Given request
State how many lines contain "Months", and write nothing except that count.
━━━ Information shown ━━━
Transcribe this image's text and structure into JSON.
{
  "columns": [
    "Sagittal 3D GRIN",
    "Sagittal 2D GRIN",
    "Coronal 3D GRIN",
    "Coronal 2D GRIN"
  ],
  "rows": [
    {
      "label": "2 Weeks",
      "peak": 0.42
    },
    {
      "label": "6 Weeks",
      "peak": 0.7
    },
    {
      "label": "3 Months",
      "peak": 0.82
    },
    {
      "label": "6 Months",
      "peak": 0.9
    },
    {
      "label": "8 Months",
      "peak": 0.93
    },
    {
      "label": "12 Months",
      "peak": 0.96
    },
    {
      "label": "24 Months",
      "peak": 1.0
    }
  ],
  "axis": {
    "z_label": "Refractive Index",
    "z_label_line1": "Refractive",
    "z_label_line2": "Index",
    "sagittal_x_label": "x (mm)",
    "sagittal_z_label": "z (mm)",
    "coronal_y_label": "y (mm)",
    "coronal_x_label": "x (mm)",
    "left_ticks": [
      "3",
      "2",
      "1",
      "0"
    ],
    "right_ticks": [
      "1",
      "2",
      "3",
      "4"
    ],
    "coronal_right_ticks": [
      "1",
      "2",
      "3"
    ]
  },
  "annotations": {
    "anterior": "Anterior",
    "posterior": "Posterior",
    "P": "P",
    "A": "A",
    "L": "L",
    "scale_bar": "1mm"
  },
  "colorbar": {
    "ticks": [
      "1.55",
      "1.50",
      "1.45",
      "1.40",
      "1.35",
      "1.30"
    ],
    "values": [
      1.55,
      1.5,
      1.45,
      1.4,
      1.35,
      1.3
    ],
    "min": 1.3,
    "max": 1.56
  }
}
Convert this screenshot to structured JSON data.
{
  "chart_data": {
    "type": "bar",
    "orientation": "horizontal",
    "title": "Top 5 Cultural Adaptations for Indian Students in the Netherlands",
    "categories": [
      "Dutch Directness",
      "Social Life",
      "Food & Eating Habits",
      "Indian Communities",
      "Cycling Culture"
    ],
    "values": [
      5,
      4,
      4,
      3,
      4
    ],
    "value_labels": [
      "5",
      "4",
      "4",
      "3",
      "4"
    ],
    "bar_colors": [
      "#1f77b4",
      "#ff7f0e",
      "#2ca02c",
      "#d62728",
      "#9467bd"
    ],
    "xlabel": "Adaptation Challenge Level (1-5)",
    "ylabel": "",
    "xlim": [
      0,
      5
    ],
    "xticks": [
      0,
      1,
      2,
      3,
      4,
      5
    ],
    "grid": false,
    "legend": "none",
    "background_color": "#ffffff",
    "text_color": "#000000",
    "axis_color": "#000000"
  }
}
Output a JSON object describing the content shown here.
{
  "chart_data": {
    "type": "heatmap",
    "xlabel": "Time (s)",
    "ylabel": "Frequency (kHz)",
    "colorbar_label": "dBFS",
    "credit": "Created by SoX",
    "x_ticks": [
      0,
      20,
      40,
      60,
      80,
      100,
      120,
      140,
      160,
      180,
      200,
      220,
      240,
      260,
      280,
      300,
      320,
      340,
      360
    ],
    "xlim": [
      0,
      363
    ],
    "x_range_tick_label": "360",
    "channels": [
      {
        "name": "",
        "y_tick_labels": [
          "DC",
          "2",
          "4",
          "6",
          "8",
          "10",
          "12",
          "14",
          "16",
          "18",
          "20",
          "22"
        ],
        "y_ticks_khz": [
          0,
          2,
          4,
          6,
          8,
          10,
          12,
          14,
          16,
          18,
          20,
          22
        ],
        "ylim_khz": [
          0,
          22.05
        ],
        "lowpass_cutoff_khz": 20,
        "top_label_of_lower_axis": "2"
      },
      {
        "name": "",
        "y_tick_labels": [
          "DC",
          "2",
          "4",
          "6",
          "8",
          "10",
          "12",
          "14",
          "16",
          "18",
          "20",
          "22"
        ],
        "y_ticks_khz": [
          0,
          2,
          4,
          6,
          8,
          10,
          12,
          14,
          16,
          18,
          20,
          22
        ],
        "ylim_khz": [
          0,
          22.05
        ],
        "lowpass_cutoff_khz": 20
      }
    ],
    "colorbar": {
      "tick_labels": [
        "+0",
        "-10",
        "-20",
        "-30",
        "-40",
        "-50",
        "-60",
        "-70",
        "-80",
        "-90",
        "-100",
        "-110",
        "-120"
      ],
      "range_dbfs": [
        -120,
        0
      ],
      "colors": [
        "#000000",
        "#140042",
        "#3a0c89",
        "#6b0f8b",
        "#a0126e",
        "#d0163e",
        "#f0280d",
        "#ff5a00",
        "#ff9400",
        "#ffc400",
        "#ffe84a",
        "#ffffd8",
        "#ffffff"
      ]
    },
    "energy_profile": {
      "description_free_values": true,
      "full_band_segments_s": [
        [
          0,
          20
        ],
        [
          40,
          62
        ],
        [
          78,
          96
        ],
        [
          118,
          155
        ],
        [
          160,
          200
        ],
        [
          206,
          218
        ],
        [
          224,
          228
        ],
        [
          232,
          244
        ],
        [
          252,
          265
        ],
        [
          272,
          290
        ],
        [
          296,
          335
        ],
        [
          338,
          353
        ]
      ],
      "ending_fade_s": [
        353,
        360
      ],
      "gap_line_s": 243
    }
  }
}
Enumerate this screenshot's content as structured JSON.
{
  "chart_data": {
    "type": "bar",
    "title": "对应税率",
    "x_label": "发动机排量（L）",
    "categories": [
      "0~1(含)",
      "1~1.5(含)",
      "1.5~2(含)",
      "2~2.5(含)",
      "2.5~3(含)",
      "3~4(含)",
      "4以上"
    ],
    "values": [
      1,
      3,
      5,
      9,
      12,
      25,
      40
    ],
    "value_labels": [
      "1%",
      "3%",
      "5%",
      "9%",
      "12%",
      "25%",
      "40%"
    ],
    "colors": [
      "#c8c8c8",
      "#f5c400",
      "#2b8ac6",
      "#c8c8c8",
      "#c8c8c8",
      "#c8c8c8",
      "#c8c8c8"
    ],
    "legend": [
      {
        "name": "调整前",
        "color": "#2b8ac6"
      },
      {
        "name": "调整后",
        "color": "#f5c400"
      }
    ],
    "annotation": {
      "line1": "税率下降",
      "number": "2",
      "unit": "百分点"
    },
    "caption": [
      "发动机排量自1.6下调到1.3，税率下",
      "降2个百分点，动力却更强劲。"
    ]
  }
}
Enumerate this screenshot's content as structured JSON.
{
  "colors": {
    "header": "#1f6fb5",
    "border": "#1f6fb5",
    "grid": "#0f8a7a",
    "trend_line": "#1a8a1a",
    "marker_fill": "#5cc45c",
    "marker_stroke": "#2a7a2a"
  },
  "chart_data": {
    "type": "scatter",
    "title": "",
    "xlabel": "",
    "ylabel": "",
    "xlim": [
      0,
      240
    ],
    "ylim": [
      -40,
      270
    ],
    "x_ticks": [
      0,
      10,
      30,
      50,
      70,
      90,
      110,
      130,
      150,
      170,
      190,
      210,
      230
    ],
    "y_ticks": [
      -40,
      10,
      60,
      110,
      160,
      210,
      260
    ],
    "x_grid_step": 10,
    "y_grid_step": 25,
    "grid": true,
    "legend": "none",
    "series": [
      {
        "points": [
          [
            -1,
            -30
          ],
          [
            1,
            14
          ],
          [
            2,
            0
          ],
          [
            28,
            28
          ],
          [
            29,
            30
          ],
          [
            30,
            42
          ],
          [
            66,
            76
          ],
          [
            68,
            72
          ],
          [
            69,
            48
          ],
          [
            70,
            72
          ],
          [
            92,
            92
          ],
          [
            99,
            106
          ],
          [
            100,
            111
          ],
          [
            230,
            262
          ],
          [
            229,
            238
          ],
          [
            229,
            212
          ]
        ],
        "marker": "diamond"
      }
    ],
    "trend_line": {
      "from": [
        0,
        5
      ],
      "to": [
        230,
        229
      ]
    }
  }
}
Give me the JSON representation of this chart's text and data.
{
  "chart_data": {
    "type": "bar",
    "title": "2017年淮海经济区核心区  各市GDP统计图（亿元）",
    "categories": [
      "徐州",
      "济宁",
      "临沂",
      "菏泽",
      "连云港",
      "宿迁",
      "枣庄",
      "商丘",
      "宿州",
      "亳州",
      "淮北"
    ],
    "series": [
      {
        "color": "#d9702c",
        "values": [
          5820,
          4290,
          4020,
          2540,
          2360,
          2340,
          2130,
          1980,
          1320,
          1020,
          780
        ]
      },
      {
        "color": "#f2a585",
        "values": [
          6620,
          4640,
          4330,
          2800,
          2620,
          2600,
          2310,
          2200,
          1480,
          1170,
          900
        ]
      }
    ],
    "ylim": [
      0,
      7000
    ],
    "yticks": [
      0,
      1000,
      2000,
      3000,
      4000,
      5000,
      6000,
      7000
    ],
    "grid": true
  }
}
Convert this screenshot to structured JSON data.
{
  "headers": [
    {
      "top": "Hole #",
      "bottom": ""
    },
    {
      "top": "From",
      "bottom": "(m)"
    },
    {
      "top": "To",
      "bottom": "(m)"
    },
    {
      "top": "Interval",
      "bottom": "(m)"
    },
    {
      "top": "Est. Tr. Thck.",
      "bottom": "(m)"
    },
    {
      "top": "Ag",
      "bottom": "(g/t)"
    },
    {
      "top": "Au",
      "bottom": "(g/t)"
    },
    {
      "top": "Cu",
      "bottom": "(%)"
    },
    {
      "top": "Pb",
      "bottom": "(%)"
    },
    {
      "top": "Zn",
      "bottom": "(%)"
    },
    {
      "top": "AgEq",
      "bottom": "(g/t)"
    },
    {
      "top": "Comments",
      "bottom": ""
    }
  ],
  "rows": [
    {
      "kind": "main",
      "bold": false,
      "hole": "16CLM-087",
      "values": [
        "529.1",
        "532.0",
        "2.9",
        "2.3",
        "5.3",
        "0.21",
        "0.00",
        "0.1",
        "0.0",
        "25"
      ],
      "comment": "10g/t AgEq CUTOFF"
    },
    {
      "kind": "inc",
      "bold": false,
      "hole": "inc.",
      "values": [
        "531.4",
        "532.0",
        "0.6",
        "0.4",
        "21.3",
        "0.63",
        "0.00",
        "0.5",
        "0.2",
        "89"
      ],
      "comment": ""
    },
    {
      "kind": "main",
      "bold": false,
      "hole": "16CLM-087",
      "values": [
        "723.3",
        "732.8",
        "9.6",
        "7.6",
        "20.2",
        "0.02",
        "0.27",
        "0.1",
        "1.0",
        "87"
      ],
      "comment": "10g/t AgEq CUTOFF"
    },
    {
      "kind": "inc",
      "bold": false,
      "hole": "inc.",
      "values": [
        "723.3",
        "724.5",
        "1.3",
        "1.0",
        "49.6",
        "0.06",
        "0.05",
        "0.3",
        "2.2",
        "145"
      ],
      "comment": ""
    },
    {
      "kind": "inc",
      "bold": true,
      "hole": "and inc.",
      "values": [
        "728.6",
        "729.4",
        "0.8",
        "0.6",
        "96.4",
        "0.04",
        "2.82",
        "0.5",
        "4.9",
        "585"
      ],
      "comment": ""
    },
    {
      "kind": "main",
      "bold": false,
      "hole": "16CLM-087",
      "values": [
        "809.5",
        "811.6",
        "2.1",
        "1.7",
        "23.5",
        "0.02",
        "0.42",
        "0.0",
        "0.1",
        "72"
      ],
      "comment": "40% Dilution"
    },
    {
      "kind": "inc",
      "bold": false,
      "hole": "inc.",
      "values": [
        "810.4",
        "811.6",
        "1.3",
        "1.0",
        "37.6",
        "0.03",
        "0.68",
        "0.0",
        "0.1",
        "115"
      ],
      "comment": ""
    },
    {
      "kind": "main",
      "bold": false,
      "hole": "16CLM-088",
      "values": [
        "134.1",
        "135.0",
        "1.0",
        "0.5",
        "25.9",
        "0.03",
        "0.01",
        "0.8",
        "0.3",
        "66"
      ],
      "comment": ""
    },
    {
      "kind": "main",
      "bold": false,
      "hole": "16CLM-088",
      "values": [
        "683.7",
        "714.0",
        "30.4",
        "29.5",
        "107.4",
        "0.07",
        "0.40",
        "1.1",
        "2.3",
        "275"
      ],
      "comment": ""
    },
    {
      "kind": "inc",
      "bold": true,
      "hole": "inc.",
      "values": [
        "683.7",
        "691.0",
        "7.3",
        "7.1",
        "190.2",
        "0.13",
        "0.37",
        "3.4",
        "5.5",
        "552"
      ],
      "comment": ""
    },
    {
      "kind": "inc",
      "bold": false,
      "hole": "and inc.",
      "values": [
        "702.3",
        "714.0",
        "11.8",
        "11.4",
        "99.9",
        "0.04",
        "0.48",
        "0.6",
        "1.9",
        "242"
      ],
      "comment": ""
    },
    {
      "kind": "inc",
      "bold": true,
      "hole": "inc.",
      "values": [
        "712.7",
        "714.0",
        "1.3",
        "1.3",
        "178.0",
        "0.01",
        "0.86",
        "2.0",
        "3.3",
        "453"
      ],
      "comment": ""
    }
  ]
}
━━━
Task output
5